Task instructions
A single number is the whole answer: the count of lines in the records where "identified" occurs.

[Opening Recorded information section]

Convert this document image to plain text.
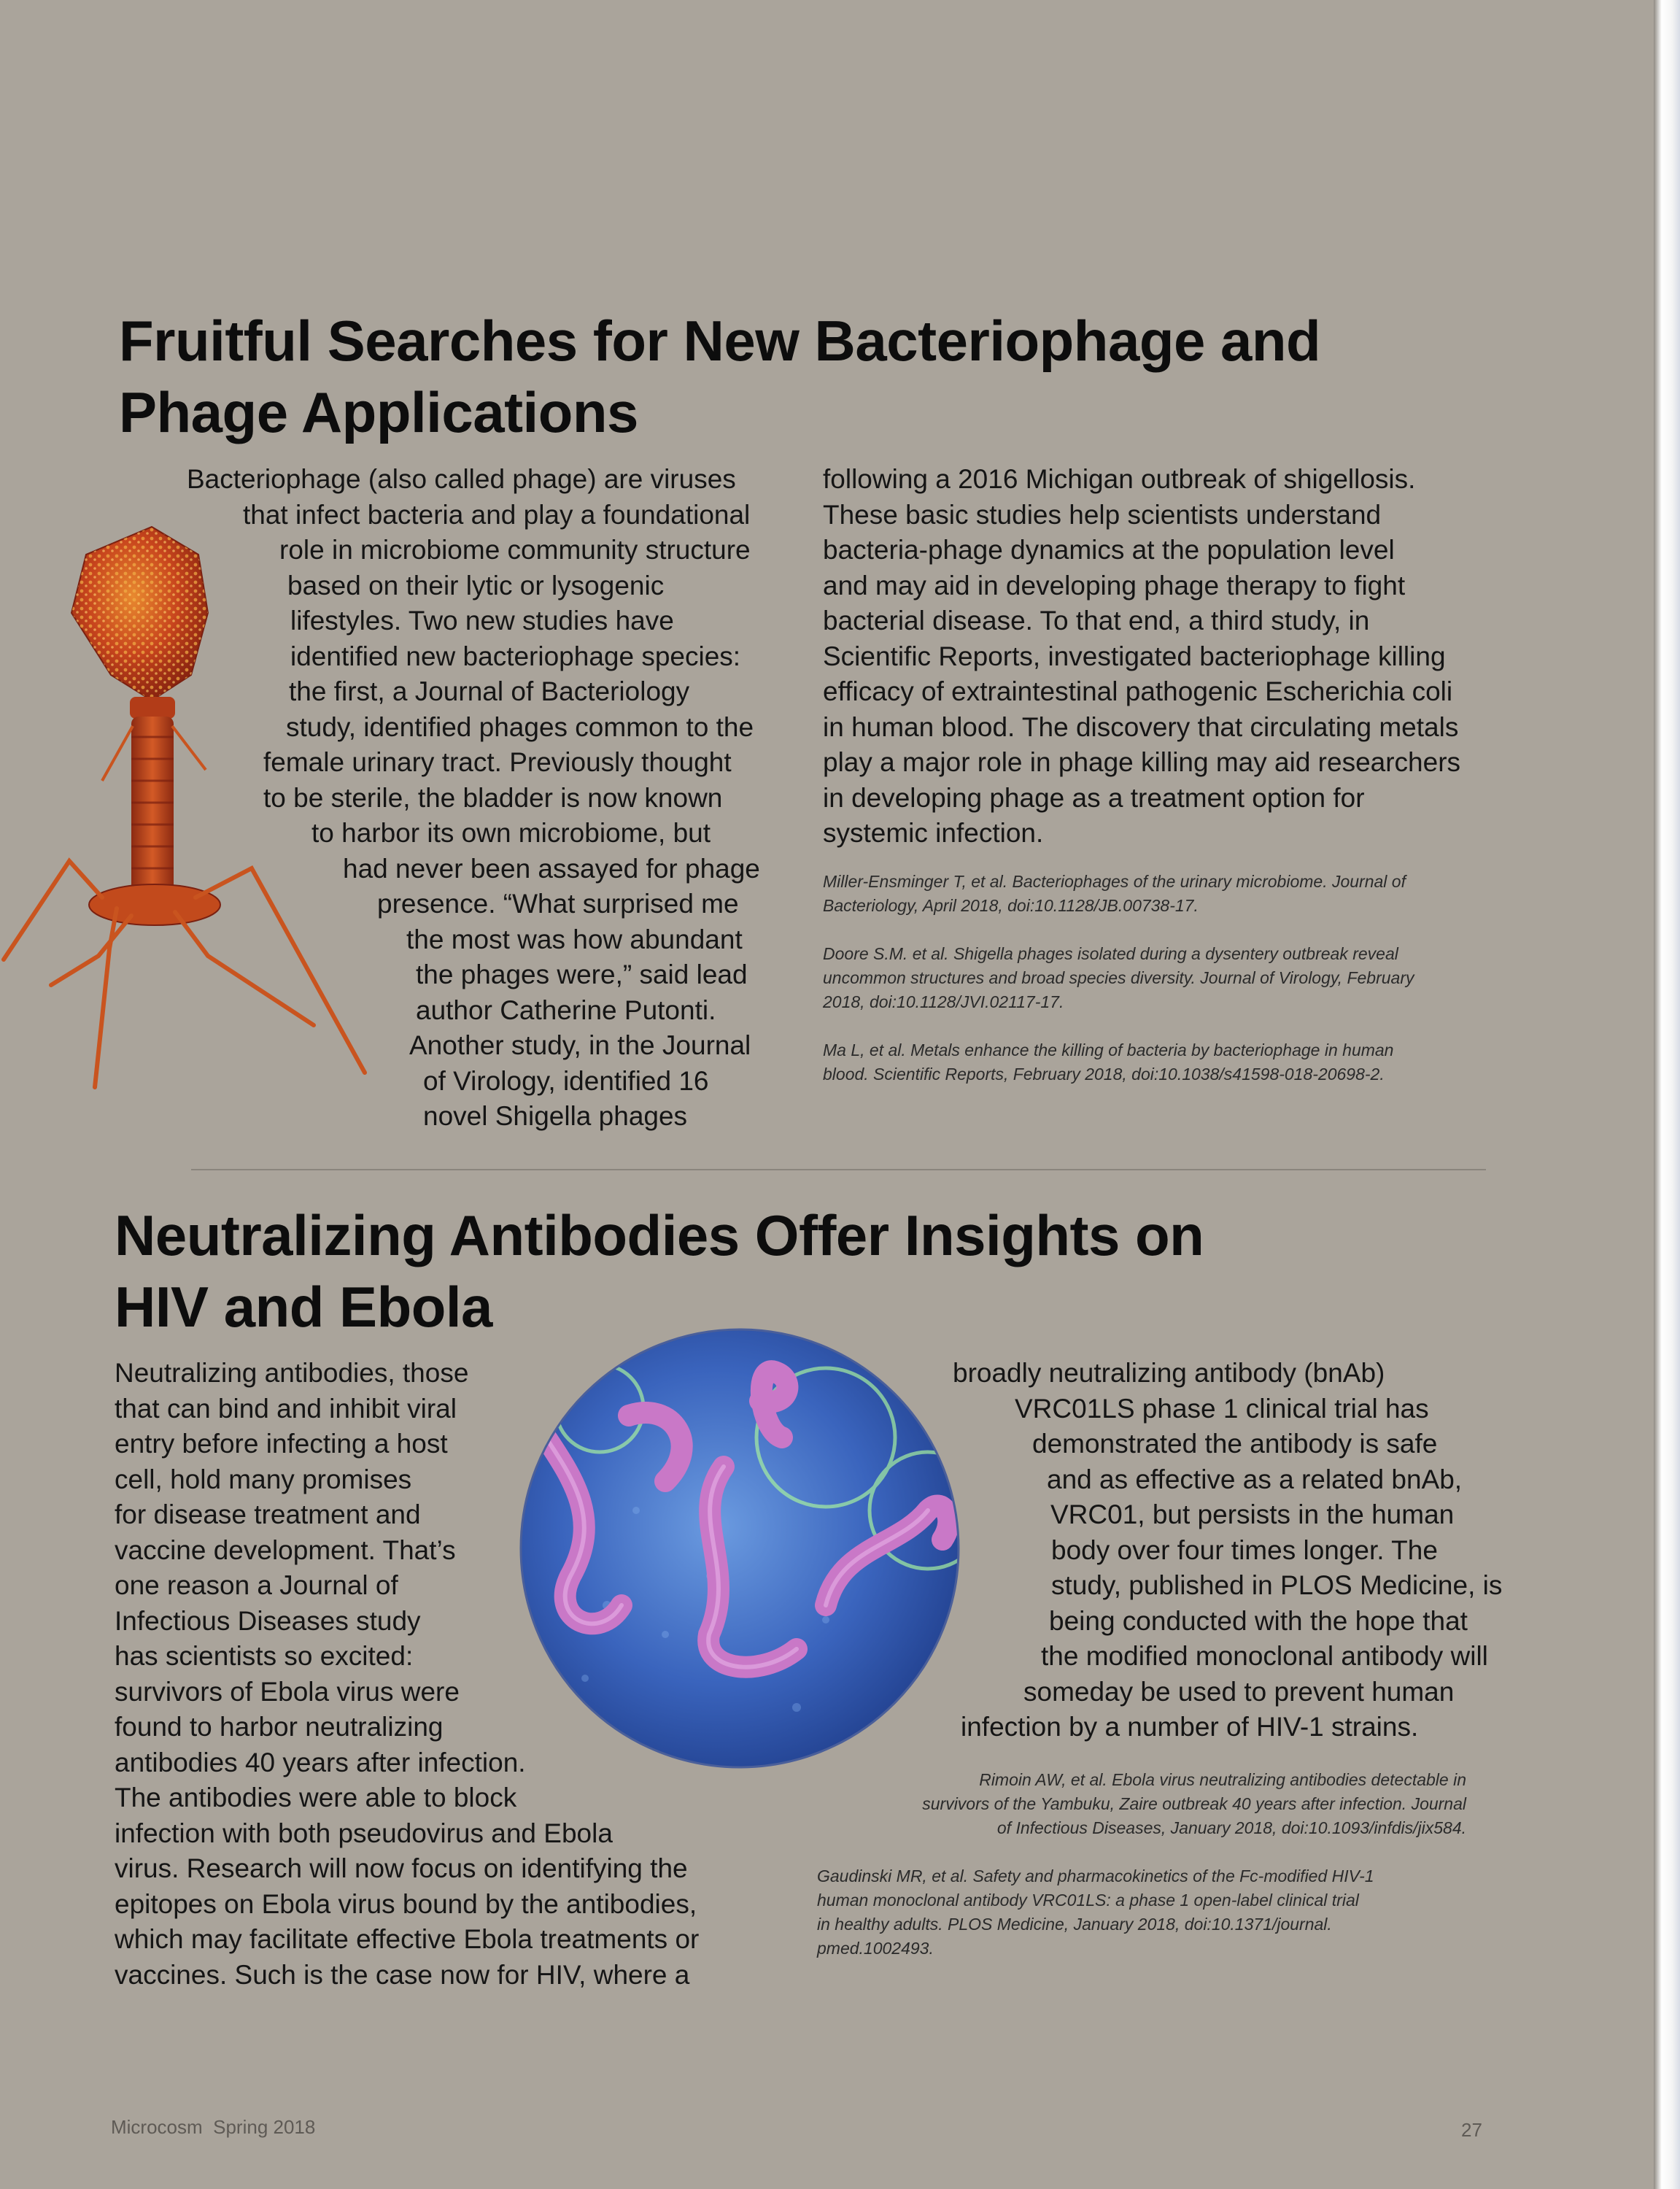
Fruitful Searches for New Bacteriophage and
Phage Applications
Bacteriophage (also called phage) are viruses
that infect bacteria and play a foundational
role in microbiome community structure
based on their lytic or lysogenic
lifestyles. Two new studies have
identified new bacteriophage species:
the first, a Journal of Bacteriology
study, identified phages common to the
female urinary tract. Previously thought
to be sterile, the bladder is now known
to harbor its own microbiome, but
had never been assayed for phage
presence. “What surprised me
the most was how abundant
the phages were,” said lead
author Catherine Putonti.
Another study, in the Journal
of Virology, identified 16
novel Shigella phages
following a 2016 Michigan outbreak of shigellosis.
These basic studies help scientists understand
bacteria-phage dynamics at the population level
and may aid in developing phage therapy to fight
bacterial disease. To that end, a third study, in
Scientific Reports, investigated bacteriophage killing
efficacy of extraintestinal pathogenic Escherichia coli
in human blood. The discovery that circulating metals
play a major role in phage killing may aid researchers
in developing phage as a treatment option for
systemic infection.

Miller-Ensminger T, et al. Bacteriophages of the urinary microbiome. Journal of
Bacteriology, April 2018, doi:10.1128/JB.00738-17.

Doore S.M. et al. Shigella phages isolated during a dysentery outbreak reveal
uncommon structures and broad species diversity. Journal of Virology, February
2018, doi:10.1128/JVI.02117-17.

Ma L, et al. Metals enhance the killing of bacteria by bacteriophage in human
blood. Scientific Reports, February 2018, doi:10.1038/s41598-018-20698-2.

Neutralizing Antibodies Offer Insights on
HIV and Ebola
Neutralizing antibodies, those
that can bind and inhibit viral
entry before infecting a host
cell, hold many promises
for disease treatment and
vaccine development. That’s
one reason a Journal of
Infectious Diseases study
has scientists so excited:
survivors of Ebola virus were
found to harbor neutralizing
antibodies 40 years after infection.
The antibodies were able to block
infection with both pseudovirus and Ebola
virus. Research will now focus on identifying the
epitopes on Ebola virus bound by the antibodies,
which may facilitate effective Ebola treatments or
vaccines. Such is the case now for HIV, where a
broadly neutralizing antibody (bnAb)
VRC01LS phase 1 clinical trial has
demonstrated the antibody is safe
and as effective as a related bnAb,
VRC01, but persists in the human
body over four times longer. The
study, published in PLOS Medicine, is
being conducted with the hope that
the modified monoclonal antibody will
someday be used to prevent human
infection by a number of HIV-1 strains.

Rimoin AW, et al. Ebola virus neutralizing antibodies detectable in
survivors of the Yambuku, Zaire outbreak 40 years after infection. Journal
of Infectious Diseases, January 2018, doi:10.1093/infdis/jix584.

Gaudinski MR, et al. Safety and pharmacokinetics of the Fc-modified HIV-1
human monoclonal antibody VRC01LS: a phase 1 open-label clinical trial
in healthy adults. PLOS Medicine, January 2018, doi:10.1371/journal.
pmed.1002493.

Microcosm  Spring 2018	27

[Closing Recorded information section]
[Opening Recorded information section]

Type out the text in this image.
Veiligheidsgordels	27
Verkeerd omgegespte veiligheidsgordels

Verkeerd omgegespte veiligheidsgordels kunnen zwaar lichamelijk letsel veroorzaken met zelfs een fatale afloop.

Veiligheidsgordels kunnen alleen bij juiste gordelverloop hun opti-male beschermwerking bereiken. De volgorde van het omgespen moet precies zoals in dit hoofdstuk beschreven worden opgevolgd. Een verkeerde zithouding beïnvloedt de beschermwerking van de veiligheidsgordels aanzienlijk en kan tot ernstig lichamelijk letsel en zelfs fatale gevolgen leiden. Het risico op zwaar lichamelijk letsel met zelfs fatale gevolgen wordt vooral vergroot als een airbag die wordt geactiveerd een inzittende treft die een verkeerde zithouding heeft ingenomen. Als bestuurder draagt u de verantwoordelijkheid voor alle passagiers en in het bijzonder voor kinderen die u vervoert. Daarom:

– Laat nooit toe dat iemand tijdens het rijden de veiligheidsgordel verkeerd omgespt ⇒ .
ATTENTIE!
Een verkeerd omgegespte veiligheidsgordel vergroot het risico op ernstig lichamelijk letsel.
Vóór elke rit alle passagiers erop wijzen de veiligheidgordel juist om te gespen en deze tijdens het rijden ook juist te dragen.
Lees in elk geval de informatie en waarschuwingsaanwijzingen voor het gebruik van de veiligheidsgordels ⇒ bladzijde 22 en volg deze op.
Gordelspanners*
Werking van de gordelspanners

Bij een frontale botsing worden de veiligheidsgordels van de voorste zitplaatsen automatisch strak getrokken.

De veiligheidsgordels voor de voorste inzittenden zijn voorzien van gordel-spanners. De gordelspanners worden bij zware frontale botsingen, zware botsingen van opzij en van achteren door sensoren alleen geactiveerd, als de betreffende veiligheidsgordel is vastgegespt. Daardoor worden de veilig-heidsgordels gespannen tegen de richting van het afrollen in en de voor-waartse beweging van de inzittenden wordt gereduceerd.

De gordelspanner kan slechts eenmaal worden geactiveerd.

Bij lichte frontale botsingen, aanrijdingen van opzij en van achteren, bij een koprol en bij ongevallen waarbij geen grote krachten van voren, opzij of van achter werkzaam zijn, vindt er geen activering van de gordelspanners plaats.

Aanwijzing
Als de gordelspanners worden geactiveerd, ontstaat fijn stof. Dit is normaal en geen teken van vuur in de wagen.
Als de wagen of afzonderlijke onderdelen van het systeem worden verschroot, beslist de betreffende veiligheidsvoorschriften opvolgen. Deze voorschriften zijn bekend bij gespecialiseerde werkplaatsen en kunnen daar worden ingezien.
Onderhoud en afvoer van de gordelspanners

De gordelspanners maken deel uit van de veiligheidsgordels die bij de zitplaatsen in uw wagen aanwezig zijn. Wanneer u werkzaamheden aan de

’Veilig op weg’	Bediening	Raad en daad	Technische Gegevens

[Closing Recorded information section]
[Opening Recorded information section]

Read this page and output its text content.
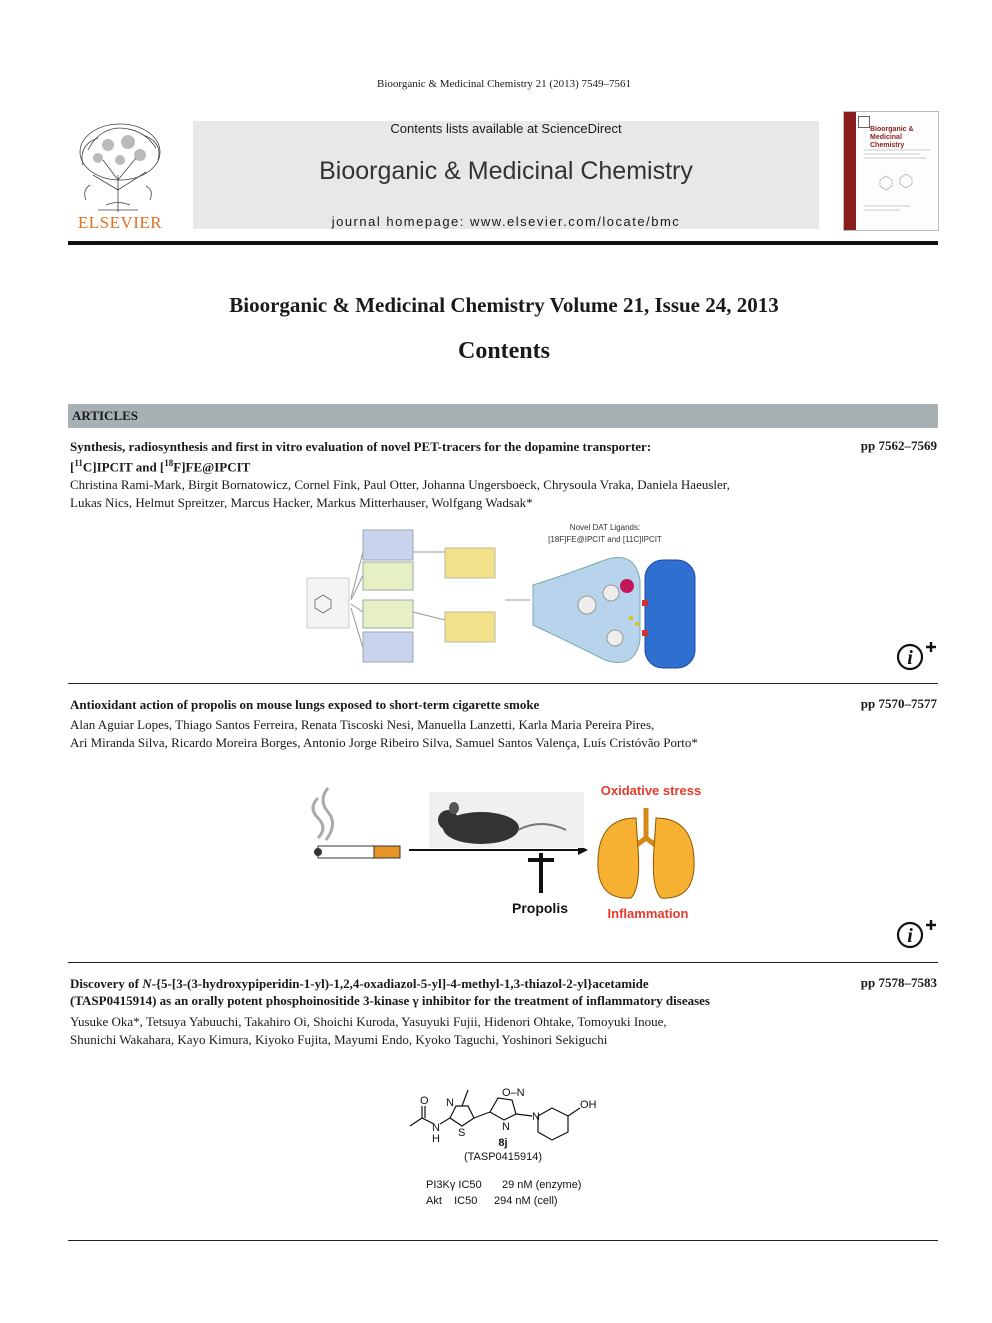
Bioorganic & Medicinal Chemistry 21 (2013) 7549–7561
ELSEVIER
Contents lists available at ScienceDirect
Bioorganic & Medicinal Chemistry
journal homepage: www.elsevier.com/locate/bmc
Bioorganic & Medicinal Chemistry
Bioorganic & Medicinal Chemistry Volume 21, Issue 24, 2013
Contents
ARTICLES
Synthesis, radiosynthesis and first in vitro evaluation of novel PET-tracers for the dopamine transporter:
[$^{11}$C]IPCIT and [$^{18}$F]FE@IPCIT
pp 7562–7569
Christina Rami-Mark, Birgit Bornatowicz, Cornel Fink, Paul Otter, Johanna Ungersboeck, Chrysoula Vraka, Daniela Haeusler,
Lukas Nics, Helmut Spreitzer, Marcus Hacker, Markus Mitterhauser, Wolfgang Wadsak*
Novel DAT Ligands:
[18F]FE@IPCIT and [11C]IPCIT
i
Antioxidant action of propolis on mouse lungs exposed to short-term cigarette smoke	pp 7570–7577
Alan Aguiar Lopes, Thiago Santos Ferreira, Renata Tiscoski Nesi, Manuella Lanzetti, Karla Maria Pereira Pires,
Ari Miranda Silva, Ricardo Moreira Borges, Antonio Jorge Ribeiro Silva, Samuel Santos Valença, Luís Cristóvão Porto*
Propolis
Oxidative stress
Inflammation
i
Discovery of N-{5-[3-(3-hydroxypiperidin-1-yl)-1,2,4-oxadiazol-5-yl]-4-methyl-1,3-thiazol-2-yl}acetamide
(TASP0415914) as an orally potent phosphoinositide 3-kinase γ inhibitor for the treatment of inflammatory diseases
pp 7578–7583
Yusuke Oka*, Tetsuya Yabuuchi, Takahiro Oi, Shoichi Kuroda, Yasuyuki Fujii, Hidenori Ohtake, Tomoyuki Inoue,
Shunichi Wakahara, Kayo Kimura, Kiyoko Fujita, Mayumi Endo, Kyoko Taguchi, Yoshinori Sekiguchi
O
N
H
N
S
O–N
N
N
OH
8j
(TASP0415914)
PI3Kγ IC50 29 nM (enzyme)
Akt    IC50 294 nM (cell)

[Closing Recorded information section]

Reply
3